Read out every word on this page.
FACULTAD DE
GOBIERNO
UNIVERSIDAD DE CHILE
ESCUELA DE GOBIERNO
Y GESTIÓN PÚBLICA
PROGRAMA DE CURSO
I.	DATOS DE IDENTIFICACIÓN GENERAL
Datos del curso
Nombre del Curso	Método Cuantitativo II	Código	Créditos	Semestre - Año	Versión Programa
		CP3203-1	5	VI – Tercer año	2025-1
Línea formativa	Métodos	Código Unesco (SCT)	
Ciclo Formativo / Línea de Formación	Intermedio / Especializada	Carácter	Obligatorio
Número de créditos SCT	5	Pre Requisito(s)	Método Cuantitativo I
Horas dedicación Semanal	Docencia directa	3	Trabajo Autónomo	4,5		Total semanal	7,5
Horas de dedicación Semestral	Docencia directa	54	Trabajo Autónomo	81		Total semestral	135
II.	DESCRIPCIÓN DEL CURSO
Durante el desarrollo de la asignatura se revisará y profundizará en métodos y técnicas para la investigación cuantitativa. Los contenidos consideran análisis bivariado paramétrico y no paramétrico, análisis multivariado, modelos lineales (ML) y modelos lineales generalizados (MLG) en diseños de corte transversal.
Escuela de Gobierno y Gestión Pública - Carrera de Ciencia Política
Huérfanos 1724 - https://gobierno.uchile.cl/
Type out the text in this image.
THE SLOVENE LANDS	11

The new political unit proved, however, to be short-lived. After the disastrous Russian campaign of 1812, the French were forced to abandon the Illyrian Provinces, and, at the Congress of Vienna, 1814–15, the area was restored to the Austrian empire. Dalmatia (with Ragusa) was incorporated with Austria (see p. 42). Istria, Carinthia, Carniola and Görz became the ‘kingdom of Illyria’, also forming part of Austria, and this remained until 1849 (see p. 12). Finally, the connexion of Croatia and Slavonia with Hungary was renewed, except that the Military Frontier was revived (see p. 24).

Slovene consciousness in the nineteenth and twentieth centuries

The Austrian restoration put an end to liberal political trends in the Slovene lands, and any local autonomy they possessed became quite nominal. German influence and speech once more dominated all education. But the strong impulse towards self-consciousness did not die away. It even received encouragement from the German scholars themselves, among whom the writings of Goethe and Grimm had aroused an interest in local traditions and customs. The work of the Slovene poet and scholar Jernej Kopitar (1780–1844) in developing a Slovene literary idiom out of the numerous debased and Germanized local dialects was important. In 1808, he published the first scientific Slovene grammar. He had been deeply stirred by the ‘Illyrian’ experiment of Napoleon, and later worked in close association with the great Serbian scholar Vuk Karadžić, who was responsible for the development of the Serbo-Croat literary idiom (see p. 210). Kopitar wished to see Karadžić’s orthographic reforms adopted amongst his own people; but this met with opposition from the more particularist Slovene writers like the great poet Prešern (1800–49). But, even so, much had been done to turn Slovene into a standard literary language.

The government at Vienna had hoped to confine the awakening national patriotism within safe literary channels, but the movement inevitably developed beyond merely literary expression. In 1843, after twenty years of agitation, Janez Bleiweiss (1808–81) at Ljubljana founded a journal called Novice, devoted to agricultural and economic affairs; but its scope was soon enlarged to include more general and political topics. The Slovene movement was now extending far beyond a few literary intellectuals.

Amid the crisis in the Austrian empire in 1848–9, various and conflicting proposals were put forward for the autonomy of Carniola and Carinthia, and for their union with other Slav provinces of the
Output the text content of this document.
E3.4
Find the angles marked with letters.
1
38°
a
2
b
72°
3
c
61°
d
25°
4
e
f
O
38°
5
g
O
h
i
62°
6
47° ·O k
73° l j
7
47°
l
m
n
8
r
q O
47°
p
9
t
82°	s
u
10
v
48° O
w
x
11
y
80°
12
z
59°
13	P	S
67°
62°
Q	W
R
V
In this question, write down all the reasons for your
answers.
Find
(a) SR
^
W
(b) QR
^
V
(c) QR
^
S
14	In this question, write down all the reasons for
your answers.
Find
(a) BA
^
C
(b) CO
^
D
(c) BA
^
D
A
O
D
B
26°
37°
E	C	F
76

**Problem to work on**
Copy out each line that contains the word "question".

**Exercise output**
In this question, write down all the reasons for your
14	In this question, write down all the reasons for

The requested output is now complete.